▶ **What is expected**
Extract and list every line that contains the word "white".

▶ **Dataset records**

+-------+

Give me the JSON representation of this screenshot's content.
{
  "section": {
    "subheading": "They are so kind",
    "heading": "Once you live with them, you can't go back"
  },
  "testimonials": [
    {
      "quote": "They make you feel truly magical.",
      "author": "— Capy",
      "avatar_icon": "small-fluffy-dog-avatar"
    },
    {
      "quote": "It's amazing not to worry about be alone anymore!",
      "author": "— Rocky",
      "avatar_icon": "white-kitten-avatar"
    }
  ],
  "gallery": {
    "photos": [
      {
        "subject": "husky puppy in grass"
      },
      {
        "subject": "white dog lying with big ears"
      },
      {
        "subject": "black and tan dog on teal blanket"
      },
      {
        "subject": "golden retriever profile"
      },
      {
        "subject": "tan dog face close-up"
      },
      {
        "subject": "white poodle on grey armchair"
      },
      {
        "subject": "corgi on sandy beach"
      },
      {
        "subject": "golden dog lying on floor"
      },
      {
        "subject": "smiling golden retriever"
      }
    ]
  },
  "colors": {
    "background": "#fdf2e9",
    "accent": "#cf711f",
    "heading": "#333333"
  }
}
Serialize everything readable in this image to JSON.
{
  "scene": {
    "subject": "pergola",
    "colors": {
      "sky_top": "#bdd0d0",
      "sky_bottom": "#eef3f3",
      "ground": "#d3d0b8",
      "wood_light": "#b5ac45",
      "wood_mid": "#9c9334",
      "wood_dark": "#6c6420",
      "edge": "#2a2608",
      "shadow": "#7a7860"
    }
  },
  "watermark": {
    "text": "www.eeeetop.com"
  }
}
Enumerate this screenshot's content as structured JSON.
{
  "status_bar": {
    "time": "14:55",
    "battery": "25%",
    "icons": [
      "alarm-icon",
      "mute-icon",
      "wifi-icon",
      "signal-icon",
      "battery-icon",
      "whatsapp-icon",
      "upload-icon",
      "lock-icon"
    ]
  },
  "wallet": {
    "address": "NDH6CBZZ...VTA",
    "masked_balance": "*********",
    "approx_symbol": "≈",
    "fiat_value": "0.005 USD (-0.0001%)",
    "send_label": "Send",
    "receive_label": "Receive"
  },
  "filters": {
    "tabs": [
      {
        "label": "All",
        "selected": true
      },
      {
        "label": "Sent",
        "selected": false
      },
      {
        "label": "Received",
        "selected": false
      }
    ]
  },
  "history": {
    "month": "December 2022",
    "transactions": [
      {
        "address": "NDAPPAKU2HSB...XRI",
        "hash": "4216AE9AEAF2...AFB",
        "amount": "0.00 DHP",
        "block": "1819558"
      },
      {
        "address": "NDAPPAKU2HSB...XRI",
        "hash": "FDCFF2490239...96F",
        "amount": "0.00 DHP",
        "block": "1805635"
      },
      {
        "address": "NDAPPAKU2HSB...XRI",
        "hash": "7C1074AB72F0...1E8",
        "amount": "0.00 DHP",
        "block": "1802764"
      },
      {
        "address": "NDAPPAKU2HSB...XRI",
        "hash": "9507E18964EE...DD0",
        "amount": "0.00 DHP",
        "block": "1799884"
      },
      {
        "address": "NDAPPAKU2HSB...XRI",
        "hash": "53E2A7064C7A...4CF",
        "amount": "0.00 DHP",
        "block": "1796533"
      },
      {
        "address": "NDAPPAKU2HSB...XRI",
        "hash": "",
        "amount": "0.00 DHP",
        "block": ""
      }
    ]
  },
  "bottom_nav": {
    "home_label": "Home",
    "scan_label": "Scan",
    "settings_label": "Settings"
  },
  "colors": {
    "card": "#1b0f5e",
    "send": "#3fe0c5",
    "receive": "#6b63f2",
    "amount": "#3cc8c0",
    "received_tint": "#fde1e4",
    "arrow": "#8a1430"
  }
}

+-------+

▶ **The solution**
      "avatar_icon": "white-kitten-avatar"
        "subject": "white dog lying with big ears"
        "subject": "white poodle on grey armchair"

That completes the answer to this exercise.